### What this exercise asks
[A] According to the text on mining fiscal linkages, where and when was the one-day workshop held?
[B] Reproduce a passage from the text on mining fiscal linkages, starting at the words "Steps To Curb" and ending after "education, for instance.".

Steps To Curb Short Circuiting of Mining Fiscal Linkages

Zimbabwe’s socio-economic development plan, the Transitional Stabilization Plan (TSP) is hinged on mining. This is not surprising because the country is endowed with world class mineral deposits in form of gold, platinum, lithium and chrome among others. Therefore, it is important for Parliament to increasingly hold more to account government and industry, on how mining fiscal linkages are leveraged to promote progressive realization socio-economic rights of citizens – health and education, for instance.

To help achieve this important milestone, the Zimbabwe Environmental Law Association (ZELA) facilitated a one-day workshop to upskill knowledge of Parliament Portfolio Committee on Budget, Finance and Economic Development on mining fiscal transparency challenges, opportunities and progress recorded. The workshop was held on Friday, 24 May at Cresta Lodge, Harare.

Community members from resource rich areas of Gwanda, Zvishavane and Mutare took part in the workshop. The Zimbabwe Revenue Authority (ZIMRA), the country’s tax administrators delivered a presentation on mining taxation, ZELA ventilated mineral revenue transparency and accountability issues, and PACT clarified linkages between mining and development.

Under listed are critical action points to enhance mining sector fiscal linkages, mainly for Parliament Portfolio Committee on Budget Finance and Economic Development

  • Since 2011, government repeatedly made empty promises to implement the Extractive Industries Transparency Initiative (EITI) or its home-grown version, the Zimbabwe Mining Revenue Transparency Initiative (ZMRTI). EITI is a global best practice on mineral revenue transparency, which enables public scrutiny on mining sector and its contribution to development, tax revenue mainly. This time around, the Parliament must exercise its oversight role to ensure that the Ministry of Finance and Ministry of Mines come up with a clear EITI implementation which they will regularly monitor.
  • Even though Section 34A (3a) of the Revenue Authority Act estops the Zimbabwe Revenue Authority (ZIMRA) from sharing client information on taxes, there is room for improvement to enhance mineral revenue transparency. For example, ZIMRA can disclose mining sector performance per each revenue head corporate income tax (CIT), withholding taxes, customs duty, value added tax (VAT), and Pay As You Earn (PAYE) among others. Further, disclosures can be disaggregated to show how major minerals like platinum, gold, diamonds and chrome performing per revenue head.

Collected data entries
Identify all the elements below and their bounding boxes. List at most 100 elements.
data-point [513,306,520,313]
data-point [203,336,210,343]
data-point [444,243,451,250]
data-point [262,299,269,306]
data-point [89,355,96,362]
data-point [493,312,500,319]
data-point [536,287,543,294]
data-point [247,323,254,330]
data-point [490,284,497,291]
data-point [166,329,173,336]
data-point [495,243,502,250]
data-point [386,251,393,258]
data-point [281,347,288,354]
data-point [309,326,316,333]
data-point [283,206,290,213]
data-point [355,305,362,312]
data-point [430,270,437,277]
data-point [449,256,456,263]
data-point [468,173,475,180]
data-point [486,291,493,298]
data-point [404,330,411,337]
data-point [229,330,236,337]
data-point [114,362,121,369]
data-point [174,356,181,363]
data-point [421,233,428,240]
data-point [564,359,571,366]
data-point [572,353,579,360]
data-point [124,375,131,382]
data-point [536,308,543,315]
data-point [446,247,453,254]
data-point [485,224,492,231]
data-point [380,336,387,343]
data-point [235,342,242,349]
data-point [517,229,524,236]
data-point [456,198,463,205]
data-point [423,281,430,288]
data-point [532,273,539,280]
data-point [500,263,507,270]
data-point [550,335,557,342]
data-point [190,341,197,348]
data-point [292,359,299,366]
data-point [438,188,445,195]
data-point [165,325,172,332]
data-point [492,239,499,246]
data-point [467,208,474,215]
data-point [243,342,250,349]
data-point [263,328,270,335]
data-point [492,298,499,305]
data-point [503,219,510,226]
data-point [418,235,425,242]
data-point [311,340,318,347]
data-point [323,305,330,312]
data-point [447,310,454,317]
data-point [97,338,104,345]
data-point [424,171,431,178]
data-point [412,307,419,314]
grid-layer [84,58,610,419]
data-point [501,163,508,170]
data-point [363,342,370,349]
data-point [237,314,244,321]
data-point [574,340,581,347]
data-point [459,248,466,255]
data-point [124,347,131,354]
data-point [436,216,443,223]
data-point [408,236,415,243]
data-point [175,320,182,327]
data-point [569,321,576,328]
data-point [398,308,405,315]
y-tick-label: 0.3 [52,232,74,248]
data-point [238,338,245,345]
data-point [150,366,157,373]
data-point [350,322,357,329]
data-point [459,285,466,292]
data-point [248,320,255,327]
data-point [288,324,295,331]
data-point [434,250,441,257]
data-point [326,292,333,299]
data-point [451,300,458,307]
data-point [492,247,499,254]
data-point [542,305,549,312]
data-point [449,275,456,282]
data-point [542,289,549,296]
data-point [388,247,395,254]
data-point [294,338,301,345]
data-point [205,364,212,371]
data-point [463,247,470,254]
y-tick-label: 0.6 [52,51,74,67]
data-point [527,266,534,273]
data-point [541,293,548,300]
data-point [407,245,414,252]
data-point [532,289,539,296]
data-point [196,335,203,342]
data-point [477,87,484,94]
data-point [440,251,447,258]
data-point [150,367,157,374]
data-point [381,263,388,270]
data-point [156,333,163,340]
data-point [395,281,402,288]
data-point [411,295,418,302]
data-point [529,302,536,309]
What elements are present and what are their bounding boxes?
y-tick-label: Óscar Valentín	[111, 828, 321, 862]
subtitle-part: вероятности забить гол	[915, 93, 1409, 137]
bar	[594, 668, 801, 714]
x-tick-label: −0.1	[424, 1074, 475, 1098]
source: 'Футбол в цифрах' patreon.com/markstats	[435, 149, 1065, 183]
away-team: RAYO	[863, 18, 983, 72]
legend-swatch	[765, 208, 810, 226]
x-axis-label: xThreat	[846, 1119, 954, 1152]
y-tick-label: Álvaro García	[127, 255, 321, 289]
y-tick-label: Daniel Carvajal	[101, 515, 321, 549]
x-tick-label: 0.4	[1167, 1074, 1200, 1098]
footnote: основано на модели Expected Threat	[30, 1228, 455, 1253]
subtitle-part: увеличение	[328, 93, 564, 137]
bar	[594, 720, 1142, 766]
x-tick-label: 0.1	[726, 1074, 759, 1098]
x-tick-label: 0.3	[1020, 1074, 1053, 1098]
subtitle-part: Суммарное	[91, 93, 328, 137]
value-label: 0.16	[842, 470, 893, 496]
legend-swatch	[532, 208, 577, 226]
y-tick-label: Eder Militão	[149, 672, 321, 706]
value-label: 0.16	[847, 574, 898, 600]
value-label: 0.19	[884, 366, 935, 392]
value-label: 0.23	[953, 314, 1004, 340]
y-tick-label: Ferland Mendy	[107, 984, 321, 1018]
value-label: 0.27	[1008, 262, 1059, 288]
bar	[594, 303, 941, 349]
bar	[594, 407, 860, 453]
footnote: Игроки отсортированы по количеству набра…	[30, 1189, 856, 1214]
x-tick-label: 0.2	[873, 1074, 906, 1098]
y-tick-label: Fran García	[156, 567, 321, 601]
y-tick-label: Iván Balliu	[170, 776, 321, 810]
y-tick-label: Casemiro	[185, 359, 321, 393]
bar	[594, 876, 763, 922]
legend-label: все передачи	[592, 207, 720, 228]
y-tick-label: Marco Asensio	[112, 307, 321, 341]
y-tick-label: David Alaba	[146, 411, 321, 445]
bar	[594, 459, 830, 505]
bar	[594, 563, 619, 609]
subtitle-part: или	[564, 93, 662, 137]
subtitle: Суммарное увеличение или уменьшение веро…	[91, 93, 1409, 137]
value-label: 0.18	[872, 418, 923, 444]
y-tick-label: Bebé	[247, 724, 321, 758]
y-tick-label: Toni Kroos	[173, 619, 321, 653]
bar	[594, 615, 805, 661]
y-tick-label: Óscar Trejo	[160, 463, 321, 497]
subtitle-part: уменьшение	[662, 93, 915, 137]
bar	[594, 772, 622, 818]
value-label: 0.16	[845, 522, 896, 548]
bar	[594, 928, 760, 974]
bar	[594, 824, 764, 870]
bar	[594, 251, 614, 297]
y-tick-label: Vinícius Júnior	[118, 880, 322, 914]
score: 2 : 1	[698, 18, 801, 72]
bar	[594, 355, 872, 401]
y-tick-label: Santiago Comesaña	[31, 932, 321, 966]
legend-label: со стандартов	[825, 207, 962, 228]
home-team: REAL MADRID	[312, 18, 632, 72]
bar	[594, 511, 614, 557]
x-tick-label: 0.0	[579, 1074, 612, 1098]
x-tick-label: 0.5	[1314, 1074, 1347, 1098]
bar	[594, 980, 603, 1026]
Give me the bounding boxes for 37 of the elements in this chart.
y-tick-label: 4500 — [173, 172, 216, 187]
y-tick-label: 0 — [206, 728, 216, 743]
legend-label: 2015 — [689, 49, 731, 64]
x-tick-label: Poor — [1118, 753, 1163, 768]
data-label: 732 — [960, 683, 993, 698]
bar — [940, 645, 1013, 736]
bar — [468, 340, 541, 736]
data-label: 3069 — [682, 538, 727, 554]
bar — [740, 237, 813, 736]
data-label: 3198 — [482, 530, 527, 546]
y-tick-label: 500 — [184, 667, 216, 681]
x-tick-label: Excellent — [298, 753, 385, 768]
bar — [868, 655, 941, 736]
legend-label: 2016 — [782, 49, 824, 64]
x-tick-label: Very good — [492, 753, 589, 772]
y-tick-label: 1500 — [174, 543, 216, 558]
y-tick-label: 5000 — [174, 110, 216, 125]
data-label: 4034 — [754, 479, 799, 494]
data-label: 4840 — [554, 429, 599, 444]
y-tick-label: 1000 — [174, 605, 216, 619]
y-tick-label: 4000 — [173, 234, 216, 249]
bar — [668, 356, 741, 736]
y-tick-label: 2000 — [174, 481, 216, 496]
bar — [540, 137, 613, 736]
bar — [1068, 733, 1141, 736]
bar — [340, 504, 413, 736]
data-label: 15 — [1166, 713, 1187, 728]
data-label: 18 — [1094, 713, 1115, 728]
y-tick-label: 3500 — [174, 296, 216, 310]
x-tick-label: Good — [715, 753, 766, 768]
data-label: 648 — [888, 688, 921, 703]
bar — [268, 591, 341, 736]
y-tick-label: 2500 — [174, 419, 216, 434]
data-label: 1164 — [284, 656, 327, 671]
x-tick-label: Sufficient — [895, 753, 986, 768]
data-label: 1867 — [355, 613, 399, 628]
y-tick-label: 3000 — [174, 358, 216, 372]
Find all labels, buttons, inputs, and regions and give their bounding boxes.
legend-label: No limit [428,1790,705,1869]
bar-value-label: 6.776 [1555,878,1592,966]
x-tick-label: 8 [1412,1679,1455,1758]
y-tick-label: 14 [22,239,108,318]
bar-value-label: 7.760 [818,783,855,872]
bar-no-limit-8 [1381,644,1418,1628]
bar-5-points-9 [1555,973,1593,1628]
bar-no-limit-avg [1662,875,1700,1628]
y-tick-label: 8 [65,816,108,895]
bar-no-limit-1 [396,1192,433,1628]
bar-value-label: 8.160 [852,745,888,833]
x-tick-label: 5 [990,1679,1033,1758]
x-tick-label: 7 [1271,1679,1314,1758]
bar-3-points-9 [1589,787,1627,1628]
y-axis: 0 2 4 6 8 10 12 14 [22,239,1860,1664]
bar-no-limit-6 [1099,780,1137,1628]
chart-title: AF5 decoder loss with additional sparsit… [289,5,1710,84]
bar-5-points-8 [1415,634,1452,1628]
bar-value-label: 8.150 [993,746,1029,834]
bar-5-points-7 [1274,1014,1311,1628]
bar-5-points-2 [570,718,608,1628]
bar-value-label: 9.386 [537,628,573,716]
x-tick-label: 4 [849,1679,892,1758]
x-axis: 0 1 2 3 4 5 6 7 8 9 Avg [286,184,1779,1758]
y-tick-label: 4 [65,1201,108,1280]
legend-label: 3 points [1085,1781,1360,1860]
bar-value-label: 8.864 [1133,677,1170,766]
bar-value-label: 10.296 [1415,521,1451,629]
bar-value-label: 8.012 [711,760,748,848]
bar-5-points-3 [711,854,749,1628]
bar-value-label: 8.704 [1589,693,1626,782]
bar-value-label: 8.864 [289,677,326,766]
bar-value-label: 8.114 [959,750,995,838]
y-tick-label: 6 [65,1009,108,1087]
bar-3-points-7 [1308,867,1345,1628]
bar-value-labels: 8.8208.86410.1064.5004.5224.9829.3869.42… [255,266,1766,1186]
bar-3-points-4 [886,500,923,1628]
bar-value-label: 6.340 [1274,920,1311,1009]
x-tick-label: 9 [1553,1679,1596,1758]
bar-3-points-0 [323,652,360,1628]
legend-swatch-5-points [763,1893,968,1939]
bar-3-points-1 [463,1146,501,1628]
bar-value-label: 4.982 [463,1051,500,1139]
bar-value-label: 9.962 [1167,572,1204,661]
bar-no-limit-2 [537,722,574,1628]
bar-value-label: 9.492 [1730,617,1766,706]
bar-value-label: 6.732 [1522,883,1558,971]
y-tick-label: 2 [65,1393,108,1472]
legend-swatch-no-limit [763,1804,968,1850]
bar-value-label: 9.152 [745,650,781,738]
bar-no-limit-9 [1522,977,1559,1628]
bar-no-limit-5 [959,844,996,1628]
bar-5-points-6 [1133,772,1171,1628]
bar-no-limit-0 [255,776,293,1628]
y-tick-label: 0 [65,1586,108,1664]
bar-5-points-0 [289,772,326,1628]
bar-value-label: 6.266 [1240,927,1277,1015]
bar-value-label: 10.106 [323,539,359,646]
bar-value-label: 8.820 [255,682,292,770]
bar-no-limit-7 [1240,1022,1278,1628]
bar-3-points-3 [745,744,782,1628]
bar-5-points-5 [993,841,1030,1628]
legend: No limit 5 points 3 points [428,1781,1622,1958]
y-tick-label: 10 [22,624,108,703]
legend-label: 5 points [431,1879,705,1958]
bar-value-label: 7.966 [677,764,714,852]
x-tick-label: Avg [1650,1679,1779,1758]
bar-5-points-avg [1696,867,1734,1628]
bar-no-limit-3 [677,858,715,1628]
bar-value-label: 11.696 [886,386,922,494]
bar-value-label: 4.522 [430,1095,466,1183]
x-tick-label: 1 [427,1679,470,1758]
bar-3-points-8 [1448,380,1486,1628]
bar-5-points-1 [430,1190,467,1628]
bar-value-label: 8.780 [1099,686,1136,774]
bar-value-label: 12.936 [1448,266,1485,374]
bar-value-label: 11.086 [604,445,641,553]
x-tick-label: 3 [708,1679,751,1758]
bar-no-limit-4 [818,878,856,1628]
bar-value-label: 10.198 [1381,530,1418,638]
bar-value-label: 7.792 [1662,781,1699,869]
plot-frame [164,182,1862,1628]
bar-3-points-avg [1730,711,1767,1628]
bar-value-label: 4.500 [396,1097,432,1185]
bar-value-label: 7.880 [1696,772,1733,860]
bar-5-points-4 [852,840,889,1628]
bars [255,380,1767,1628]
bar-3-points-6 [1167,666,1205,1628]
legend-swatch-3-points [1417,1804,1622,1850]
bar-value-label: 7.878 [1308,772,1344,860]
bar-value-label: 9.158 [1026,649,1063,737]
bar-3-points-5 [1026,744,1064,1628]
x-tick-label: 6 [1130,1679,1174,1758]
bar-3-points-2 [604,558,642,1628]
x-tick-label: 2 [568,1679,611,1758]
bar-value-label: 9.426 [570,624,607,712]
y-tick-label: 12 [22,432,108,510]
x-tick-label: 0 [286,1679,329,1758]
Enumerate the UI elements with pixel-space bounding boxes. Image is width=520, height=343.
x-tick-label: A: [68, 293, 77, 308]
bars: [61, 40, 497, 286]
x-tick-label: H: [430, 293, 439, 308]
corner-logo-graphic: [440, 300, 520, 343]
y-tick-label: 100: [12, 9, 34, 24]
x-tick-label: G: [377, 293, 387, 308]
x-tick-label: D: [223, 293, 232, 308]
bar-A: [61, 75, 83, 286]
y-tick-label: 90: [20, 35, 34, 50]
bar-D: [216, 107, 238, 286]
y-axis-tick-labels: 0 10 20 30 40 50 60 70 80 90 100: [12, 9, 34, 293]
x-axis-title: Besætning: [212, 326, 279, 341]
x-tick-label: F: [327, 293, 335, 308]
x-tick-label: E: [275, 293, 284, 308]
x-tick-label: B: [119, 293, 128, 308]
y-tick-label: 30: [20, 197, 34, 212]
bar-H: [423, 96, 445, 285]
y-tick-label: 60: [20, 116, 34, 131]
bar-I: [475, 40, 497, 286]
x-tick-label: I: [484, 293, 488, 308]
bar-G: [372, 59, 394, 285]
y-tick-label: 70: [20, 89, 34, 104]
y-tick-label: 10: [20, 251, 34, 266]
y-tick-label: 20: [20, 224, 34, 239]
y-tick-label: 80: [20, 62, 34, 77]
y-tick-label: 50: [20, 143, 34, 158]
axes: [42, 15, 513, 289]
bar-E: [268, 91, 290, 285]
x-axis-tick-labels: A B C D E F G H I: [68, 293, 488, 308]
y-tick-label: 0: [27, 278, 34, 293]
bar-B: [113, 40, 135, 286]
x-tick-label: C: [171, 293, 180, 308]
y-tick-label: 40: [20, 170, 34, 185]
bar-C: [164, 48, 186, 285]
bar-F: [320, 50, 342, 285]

### Answers to the tasks
[A] It was held on Friday, 24 May, at Cresta Lodge, Harare.

[B]
Steps To Curb Short Circuiting of Mining Fiscal Linkages

Zimbabwe’s socio-economic development plan, the Transitional Stabilization Plan (TSP) is hinged on mining. This is not surprising because the country is endowed with world class mineral deposits in form of gold, platinum, lithium and chrome among others. Therefore, it is important for Parliament to increasingly hold more to account government and industry, on how mining fiscal linkages are leveraged to promote progressive realization socio-economic rights of citizens – health and education, for instance.